--- START OF Recorded data ---

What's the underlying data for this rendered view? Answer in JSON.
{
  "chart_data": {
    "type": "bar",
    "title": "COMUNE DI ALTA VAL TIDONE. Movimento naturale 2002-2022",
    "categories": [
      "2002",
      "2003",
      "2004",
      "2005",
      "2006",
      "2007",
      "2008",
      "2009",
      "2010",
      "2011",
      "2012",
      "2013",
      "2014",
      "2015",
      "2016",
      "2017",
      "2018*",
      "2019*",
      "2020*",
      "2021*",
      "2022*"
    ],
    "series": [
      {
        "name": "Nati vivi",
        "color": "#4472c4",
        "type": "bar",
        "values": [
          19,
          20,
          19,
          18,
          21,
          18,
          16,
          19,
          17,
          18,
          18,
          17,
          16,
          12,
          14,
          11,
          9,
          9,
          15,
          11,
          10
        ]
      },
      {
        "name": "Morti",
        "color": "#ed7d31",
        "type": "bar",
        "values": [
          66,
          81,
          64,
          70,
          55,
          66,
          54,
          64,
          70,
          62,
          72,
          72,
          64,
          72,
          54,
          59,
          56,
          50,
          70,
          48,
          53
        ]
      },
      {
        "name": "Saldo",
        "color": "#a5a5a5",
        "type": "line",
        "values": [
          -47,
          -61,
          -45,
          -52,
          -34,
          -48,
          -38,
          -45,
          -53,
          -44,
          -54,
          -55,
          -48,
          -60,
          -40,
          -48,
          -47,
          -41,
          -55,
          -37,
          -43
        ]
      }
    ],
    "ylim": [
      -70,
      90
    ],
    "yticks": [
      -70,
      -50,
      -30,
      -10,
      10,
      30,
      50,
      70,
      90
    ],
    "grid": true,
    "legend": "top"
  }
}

--- END OF Recorded data ---

> What you are asked to do
Identify every line above that includes the word "color", and show those lines.

> Solution for this task
        "color": "#4472c4",
        "color": "#ed7d31",
        "color": "#a5a5a5",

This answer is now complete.